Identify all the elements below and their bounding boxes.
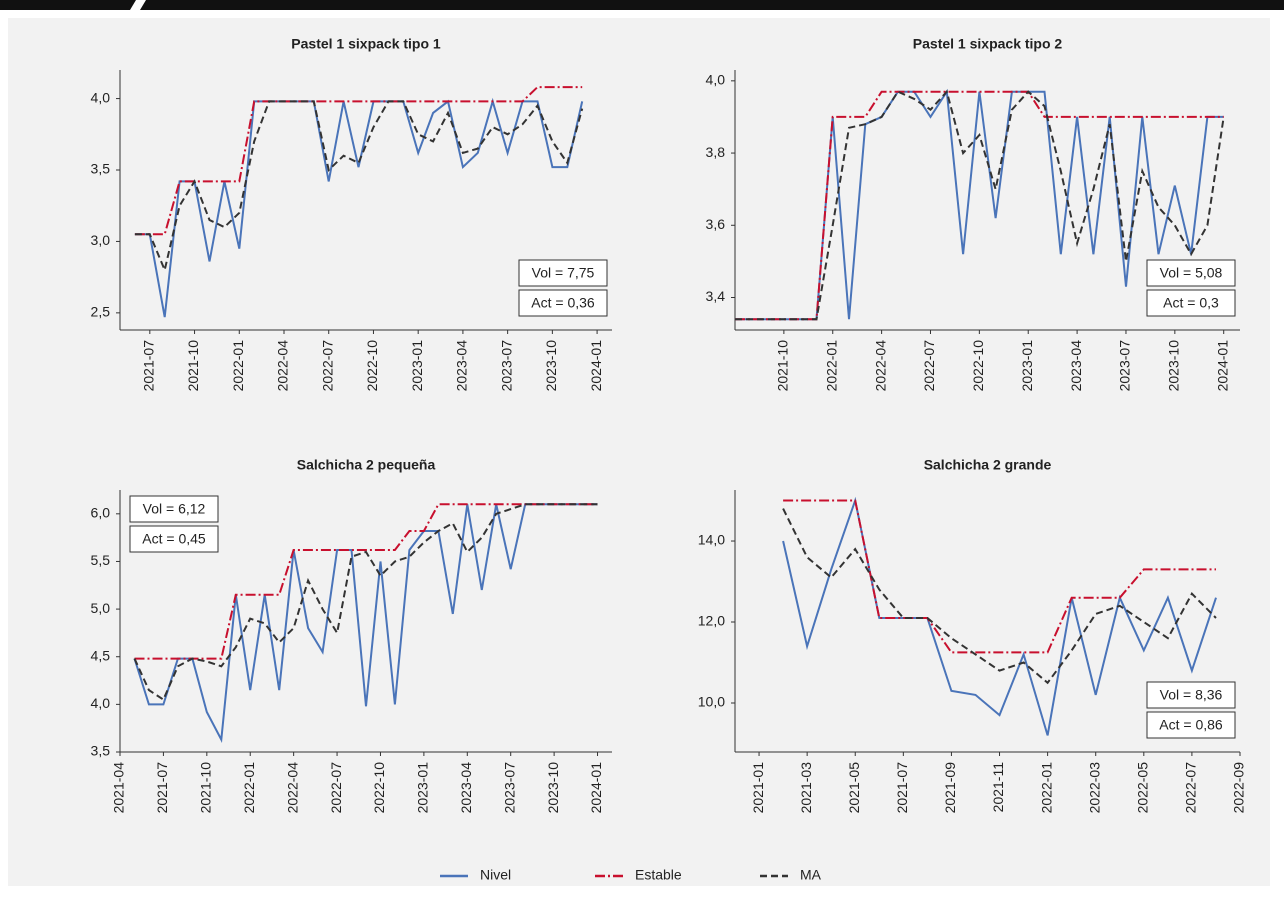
x-tick-label: 2023-07 bbox=[1117, 340, 1133, 392]
annotation-box bbox=[518, 289, 608, 317]
x-tick-label: 2022-04 bbox=[275, 340, 291, 392]
annotation: Act = 0,86 bbox=[1159, 717, 1223, 733]
x-tick-label: 2022-01 bbox=[823, 340, 839, 392]
series-line bbox=[134, 100, 584, 274]
legend-label: MA bbox=[800, 867, 822, 883]
x-tick-label: 2023-04 bbox=[458, 762, 474, 814]
x-tick-label: 2023-10 bbox=[545, 762, 561, 814]
x-tick-label: 2023-07 bbox=[501, 762, 517, 814]
annotation: Vol = 5,08 bbox=[1160, 265, 1223, 281]
x-tick-label: 2024-01 bbox=[588, 762, 604, 814]
x-tick-label: 2023-10 bbox=[543, 340, 559, 392]
annotation: Vol = 8,36 bbox=[1160, 687, 1223, 703]
annotation-box bbox=[518, 259, 608, 287]
annotation: Act = 0,45 bbox=[142, 531, 206, 547]
x-tick-label: 2022-09 bbox=[1231, 762, 1247, 814]
x-tick-label: 2022-07 bbox=[1183, 762, 1199, 814]
x-tick-label: 2023-07 bbox=[498, 340, 514, 392]
y-tick-label: 4,0 bbox=[91, 89, 111, 105]
annotation-box bbox=[1146, 681, 1236, 709]
legend-label: Estable bbox=[635, 867, 682, 883]
y-tick-label: 5,0 bbox=[91, 600, 111, 616]
series-line bbox=[133, 503, 598, 744]
x-tick-label: 2022-07 bbox=[921, 340, 937, 392]
y-tick-label: 3,5 bbox=[91, 161, 111, 177]
x-tick-label: 2023-04 bbox=[454, 340, 470, 392]
x-tick-label: 2022-01 bbox=[1038, 762, 1054, 814]
y-tick-label: 4,0 bbox=[91, 695, 111, 711]
x-tick-label: 2023-01 bbox=[409, 340, 425, 392]
x-tick-label: 2022-05 bbox=[1135, 762, 1151, 814]
x-tick-label: 2022-03 bbox=[1086, 762, 1102, 814]
x-tick-label: 2023-04 bbox=[1068, 340, 1084, 392]
annotation-box bbox=[1146, 711, 1236, 739]
series-line bbox=[783, 499, 1216, 654]
annotation: Vol = 7,75 bbox=[532, 265, 595, 281]
x-tick-label: 2022-01 bbox=[241, 762, 257, 814]
x-tick-label: 2021-05 bbox=[846, 762, 862, 814]
chart-title: Salchicha 2 pequeña bbox=[297, 457, 436, 473]
series-line bbox=[134, 503, 598, 660]
x-tick-label: 2022-04 bbox=[872, 340, 888, 392]
annotation: Act = 0,36 bbox=[531, 295, 595, 311]
chart-title: Pastel 1 sixpack tipo 1 bbox=[291, 36, 441, 52]
annotation-box bbox=[129, 495, 219, 523]
y-tick-label: 3,8 bbox=[706, 144, 726, 160]
x-tick-label: 2021-10 bbox=[775, 340, 791, 392]
x-tick-label: 2022-07 bbox=[328, 762, 344, 814]
y-tick-label: 5,5 bbox=[91, 552, 111, 568]
x-tick-label: 2021-09 bbox=[942, 762, 958, 814]
y-tick-label: 3,6 bbox=[706, 216, 726, 232]
x-tick-label: 2022-10 bbox=[364, 340, 380, 392]
annotation-box bbox=[1146, 259, 1236, 287]
series-line bbox=[133, 503, 598, 702]
y-tick-label: 6,0 bbox=[91, 505, 111, 521]
y-tick-label: 14,0 bbox=[698, 532, 725, 548]
x-tick-label: 2022-04 bbox=[284, 762, 300, 814]
series-line bbox=[782, 508, 1217, 685]
x-tick-label: 2021-04 bbox=[111, 762, 127, 814]
y-tick-label: 10,0 bbox=[698, 694, 725, 710]
y-tick-label: 4,5 bbox=[91, 647, 111, 663]
x-tick-label: 2021-07 bbox=[154, 762, 170, 814]
annotation: Vol = 6,12 bbox=[143, 501, 206, 517]
y-tick-label: 2,5 bbox=[91, 304, 111, 320]
chart-title: Salchicha 2 grande bbox=[924, 457, 1052, 473]
x-tick-label: 2022-10 bbox=[970, 340, 986, 392]
top-bar-left bbox=[0, 0, 136, 10]
y-tick-label: 3,0 bbox=[91, 232, 111, 248]
annotation-box bbox=[1146, 289, 1236, 317]
y-tick-label: 3,4 bbox=[706, 288, 726, 304]
x-tick-label: 2021-03 bbox=[798, 762, 814, 814]
x-tick-label: 2021-10 bbox=[185, 340, 201, 392]
x-tick-label: 2023-01 bbox=[415, 762, 431, 814]
x-tick-label: 2024-01 bbox=[588, 340, 604, 392]
y-tick-label: 3,5 bbox=[91, 743, 111, 759]
x-tick-label: 2022-01 bbox=[230, 340, 246, 392]
top-bar bbox=[0, 0, 1284, 10]
chart-title: Pastel 1 sixpack tipo 2 bbox=[913, 36, 1063, 52]
x-tick-label: 2023-01 bbox=[1019, 340, 1035, 392]
x-tick-label: 2021-07 bbox=[894, 762, 910, 814]
annotation: Act = 0,3 bbox=[1163, 295, 1219, 311]
x-tick-label: 2022-07 bbox=[319, 340, 335, 392]
x-tick-label: 2021-07 bbox=[141, 340, 157, 392]
x-tick-label: 2024-01 bbox=[1214, 340, 1230, 392]
x-tick-label: 2021-01 bbox=[750, 762, 766, 814]
x-tick-label: 2022-10 bbox=[371, 762, 387, 814]
series-line bbox=[134, 97, 584, 318]
series-line bbox=[134, 86, 583, 236]
x-tick-label: 2023-10 bbox=[1166, 340, 1182, 392]
series-line bbox=[735, 89, 1225, 321]
legend-label: Nivel bbox=[480, 867, 511, 883]
x-tick-label: 2021-10 bbox=[198, 762, 214, 814]
y-tick-label: 12,0 bbox=[698, 613, 725, 629]
y-tick-label: 4,0 bbox=[706, 72, 726, 88]
x-tick-label: 2021-11 bbox=[990, 762, 1006, 813]
annotation-box bbox=[129, 525, 219, 553]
========================
__Request__: Reproduce every line of the records above word for word, leaving out the pictures.

__Task answer__:
Identify all the elements below and their bounding boxes.
x-tick-label: 2023-07 bbox=[1117, 340, 1133, 392]
annotation-box bbox=[518, 289, 608, 317]
x-tick-label: 2022-04 bbox=[275, 340, 291, 392]
annotation: Act = 0,86 bbox=[1159, 717, 1223, 733]
x-tick-label: 2022-01 bbox=[823, 340, 839, 392]
series-line bbox=[134, 100, 584, 274]
legend-label: MA bbox=[800, 867, 822, 883]
x-tick-label: 2023-04 bbox=[458, 762, 474, 814]
x-tick-label: 2023-10 bbox=[545, 762, 561, 814]
x-tick-label: 2023-07 bbox=[501, 762, 517, 814]
annotation: Vol = 5,08 bbox=[1160, 265, 1223, 281]
x-tick-label: 2024-01 bbox=[588, 762, 604, 814]
x-tick-label: 2023-10 bbox=[543, 340, 559, 392]
annotation: Vol = 8,36 bbox=[1160, 687, 1223, 703]
annotation-box bbox=[518, 259, 608, 287]
annotation: Act = 0,45 bbox=[142, 531, 206, 547]
x-tick-label: 2022-09 bbox=[1231, 762, 1247, 814]
x-tick-label: 2022-07 bbox=[1183, 762, 1199, 814]
x-tick-label: 2023-07 bbox=[498, 340, 514, 392]
y-tick-label: 4,0 bbox=[91, 89, 111, 105]
annotation-box bbox=[1146, 681, 1236, 709]
legend-label: Estable bbox=[635, 867, 682, 883]
y-tick-label: 5,0 bbox=[91, 600, 111, 616]
series-line bbox=[133, 503, 598, 744]
x-tick-label: 2022-07 bbox=[921, 340, 937, 392]
y-tick-label: 3,5 bbox=[91, 161, 111, 177]
x-tick-label: 2023-04 bbox=[454, 340, 470, 392]
x-tick-label: 2022-01 bbox=[1038, 762, 1054, 814]
y-tick-label: 4,0 bbox=[91, 695, 111, 711]
x-tick-label: 2023-01 bbox=[409, 340, 425, 392]
x-tick-label: 2022-05 bbox=[1135, 762, 1151, 814]
x-tick-label: 2022-03 bbox=[1086, 762, 1102, 814]
x-tick-label: 2023-04 bbox=[1068, 340, 1084, 392]
annotation-box bbox=[1146, 711, 1236, 739]
series-line bbox=[783, 499, 1216, 654]
annotation: Vol = 7,75 bbox=[532, 265, 595, 281]
x-tick-label: 2022-01 bbox=[241, 762, 257, 814]
x-tick-label: 2021-05 bbox=[846, 762, 862, 814]
chart-title: Salchicha 2 pequeña bbox=[297, 457, 436, 473]
series-line bbox=[134, 503, 598, 660]
x-tick-label: 2022-04 bbox=[872, 340, 888, 392]
annotation: Act = 0,36 bbox=[531, 295, 595, 311]
chart-title: Pastel 1 sixpack tipo 1 bbox=[291, 36, 441, 52]
annotation-box bbox=[129, 495, 219, 523]
y-tick-label: 3,8 bbox=[706, 144, 726, 160]
x-tick-label: 2021-10 bbox=[775, 340, 791, 392]
x-tick-label: 2022-07 bbox=[328, 762, 344, 814]
y-tick-label: 5,5 bbox=[91, 552, 111, 568]
x-tick-label: 2021-09 bbox=[942, 762, 958, 814]
y-tick-label: 3,6 bbox=[706, 216, 726, 232]
x-tick-label: 2022-10 bbox=[364, 340, 380, 392]
annotation-box bbox=[1146, 259, 1236, 287]
series-line bbox=[133, 503, 598, 702]
y-tick-label: 6,0 bbox=[91, 505, 111, 521]
y-tick-label: 14,0 bbox=[698, 532, 725, 548]
x-tick-label: 2022-04 bbox=[284, 762, 300, 814]
series-line bbox=[782, 508, 1217, 685]
x-tick-label: 2021-04 bbox=[111, 762, 127, 814]
y-tick-label: 10,0 bbox=[698, 694, 725, 710]
y-tick-label: 4,5 bbox=[91, 647, 111, 663]
x-tick-label: 2021-07 bbox=[154, 762, 170, 814]
annotation: Vol = 6,12 bbox=[143, 501, 206, 517]
y-tick-label: 2,5 bbox=[91, 304, 111, 320]
chart-title: Salchicha 2 grande bbox=[924, 457, 1052, 473]
x-tick-label: 2022-10 bbox=[970, 340, 986, 392]
top-bar-left bbox=[0, 0, 136, 10]
y-tick-label: 3,0 bbox=[91, 232, 111, 248]
annotation-box bbox=[1146, 289, 1236, 317]
y-tick-label: 3,4 bbox=[706, 288, 726, 304]
x-tick-label: 2021-03 bbox=[798, 762, 814, 814]
x-tick-label: 2021-10 bbox=[185, 340, 201, 392]
x-tick-label: 2023-01 bbox=[415, 762, 431, 814]
x-tick-label: 2024-01 bbox=[588, 340, 604, 392]
y-tick-label: 3,5 bbox=[91, 743, 111, 759]
x-tick-label: 2022-01 bbox=[230, 340, 246, 392]
top-bar bbox=[0, 0, 1284, 10]
chart-title: Pastel 1 sixpack tipo 2 bbox=[913, 36, 1063, 52]
x-tick-label: 2023-01 bbox=[1019, 340, 1035, 392]
x-tick-label: 2021-07 bbox=[894, 762, 910, 814]
annotation: Act = 0,3 bbox=[1163, 295, 1219, 311]
x-tick-label: 2022-07 bbox=[319, 340, 335, 392]
x-tick-label: 2021-07 bbox=[141, 340, 157, 392]
x-tick-label: 2024-01 bbox=[1214, 340, 1230, 392]
x-tick-label: 2021-01 bbox=[750, 762, 766, 814]
x-tick-label: 2022-10 bbox=[371, 762, 387, 814]
series-line bbox=[134, 97, 584, 318]
series-line bbox=[134, 86, 583, 236]
x-tick-label: 2023-10 bbox=[1166, 340, 1182, 392]
series-line bbox=[735, 89, 1225, 321]
legend-label: Nivel bbox=[480, 867, 511, 883]
x-tick-label: 2021-10 bbox=[198, 762, 214, 814]
y-tick-label: 12,0 bbox=[698, 613, 725, 629]
y-tick-label: 4,0 bbox=[706, 72, 726, 88]
x-tick-label: 2021-11 bbox=[990, 762, 1006, 813]
annotation-box bbox=[129, 525, 219, 553]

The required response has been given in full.